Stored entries

_ _ _ _ _

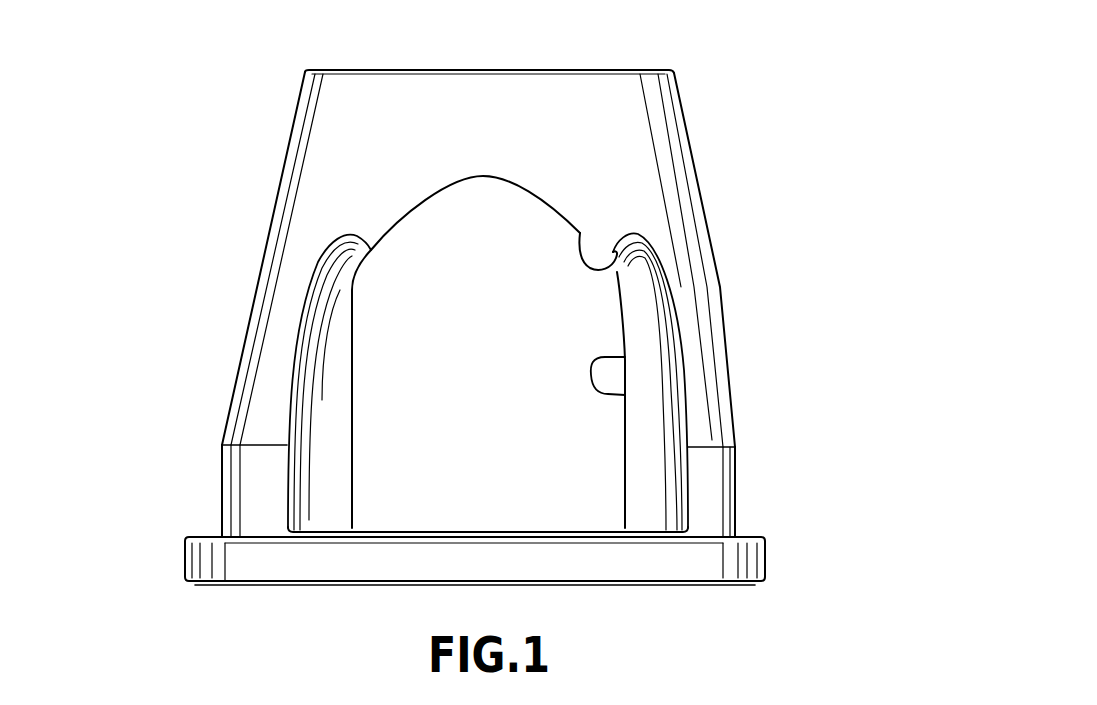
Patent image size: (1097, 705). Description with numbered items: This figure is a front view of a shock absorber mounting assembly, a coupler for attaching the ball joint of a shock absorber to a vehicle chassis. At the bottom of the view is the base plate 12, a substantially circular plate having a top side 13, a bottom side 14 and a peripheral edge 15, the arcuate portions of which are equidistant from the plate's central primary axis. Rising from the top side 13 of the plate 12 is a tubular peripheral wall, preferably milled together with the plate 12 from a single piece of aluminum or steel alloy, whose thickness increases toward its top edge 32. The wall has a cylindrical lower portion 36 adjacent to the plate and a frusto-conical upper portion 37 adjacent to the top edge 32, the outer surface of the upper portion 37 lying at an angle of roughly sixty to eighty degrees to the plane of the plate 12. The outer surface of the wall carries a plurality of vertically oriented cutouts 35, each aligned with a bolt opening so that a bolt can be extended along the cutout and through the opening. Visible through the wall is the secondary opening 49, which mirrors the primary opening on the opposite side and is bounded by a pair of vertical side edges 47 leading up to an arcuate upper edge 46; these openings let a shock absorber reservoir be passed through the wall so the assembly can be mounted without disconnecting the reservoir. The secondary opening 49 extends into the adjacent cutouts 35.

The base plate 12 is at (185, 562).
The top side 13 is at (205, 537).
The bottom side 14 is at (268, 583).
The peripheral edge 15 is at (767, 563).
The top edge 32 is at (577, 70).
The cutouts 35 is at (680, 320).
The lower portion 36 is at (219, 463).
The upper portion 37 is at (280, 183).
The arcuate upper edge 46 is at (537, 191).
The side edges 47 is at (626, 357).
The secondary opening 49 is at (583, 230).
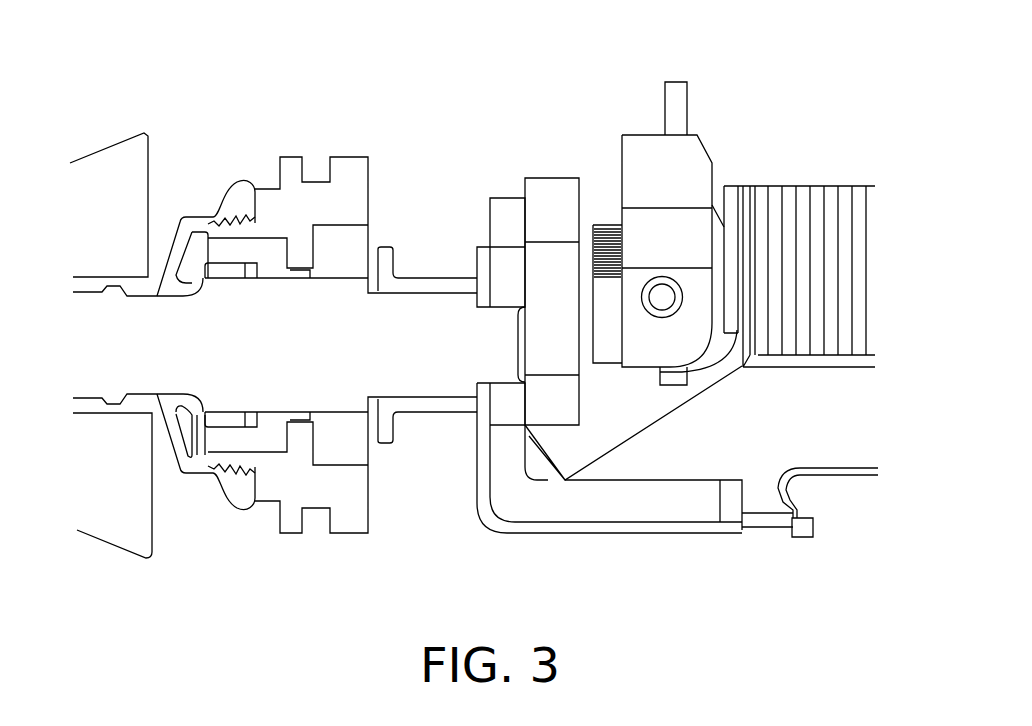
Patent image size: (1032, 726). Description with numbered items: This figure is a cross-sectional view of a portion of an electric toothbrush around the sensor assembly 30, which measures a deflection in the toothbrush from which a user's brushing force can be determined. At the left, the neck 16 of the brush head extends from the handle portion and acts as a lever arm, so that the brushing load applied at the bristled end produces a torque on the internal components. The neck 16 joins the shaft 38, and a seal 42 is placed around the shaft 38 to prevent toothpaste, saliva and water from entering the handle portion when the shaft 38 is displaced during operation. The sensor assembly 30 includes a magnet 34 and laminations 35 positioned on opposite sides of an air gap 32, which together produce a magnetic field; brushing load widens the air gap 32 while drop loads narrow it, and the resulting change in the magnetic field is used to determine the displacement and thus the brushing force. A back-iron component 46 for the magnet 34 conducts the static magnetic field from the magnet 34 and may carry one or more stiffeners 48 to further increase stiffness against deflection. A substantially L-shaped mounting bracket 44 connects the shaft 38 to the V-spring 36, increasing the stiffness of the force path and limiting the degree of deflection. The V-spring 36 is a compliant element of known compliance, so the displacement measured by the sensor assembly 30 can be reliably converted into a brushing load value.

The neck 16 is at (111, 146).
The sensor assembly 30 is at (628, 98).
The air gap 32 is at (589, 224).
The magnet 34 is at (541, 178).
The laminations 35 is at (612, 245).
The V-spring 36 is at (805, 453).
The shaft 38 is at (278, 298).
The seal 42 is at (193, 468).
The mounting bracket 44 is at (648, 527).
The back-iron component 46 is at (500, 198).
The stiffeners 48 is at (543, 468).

_ _ _ _ _

→ WHAT YOU SHOULD DO: Express all the lines of the rows above as a Markdown table with the columns Number and Line, numbering them in order and omitting blank lines and the pictures.

→ ANSWER TO THIS TASK:
| Number | Line |
|---|---|
| 1 | Patent image size: (1097, 705). Description with numbered items: This figure is a front view of a shock absorber mounting assembly, a coupler for attaching the ball joint of a shock absorber to a vehicle chassis. At the bottom of the view is the base plate 12, a substantially circular plate having a top side 13, a bottom side 14 and a peripheral edge 15, the arcuate portions of which are equidistant from the plate's central primary axis. Rising from the top side 13 of the plate 12 is a tubular peripheral wall, preferably milled together with the plate 12 from a single piece of aluminum or steel alloy, whose thickness increases toward its top edge 32. The wall has a cylindrical lower portion 36 adjacent to the plate and a frusto-conical upper portion 37 adjacent to the top edge 32, the outer surface of the upper portion 37 lying at an angle of roughly sixty to eighty degrees to the plane of the plate 12. The outer surface of the wall carries a plurality of vertically oriented cutouts 35, each aligned with a bolt opening so that a bolt can be extended along the cutout and through the opening. Visible through the wall is the secondary opening 49, which mirrors the primary opening on the opposite side and is bounded by a pair of vertical side edges 47 leading up to an arcuate upper edge 46; these openings let a shock absorber reservoir be passed through the wall so the assembly can be mounted without disconnecting the reservoir. The secondary opening 49 extends into the adjacent cutouts 35. |
| 2 | The base plate 12 is at (185, 562). |
| 3 | The top side 13 is at (205, 537). |
| 4 | The bottom side 14 is at (268, 583). |
| 5 | The peripheral edge 15 is at (767, 563). |
| 6 | The top edge 32 is at (577, 70). |
| 7 | The cutouts 35 is at (680, 320). |
| 8 | The lower portion 36 is at (219, 463). |
| 9 | The upper portion 37 is at (280, 183). |
| 10 | The arcuate upper edge 46 is at (537, 191). |
| 11 | The side edges 47 is at (626, 357). |
| 12 | The secondary opening 49 is at (583, 230). |
| 13 | Patent image size: (1032, 726). Description with numbered items: This figure is a cross-sectional view of a portion of an electric toothbrush around the sensor assembly 30, which measures a deflection in the toothbrush from which a user's brushing force can be determined. At the left, the neck 16 of the brush head extends from the handle portion and acts as a lever arm, so that the brushing load applied at the bristled end produces a torque on the internal components. The neck 16 joins the shaft 38, and a seal 42 is placed around the shaft 38 to prevent toothpaste, saliva and water from entering the handle portion when the shaft 38 is displaced during operation. The sensor assembly 30 includes a magnet 34 and laminations 35 positioned on opposite sides of an air gap 32, which together produce a magnetic field; brushing load widens the air gap 32 while drop loads narrow it, and the resulting change in the magnetic field is used to determine the displacement and thus the brushing force. A back-iron component 46 for the magnet 34 conducts the static magnetic field from the magnet 34 and may carry one or more stiffeners 48 to further increase stiffness against deflection. A substantially L-shaped mounting bracket 44 connects the shaft 38 to the V-spring 36, increasing the stiffness of the force path and limiting the degree of deflection. The V-spring 36 is a compliant element of known compliance, so the displacement measured by the sensor assembly 30 can be reliably converted into a brushing load value. |
| 14 | The neck 16 is at (111, 146). |
| 15 | The sensor assembly 30 is at (628, 98). |
| 16 | The air gap 32 is at (589, 224). |
| 17 | The magnet 34 is at (541, 178). |
| 18 | The laminations 35 is at (612, 245). |
| 19 | The V-spring 36 is at (805, 453). |
| 20 | The shaft 38 is at (278, 298). |
| 21 | The seal 42 is at (193, 468). |
| 22 | The mounting bracket 44 is at (648, 527). |
| 23 | The back-iron component 46 is at (500, 198). |
| 24 | The stiffeners 48 is at (543, 468). |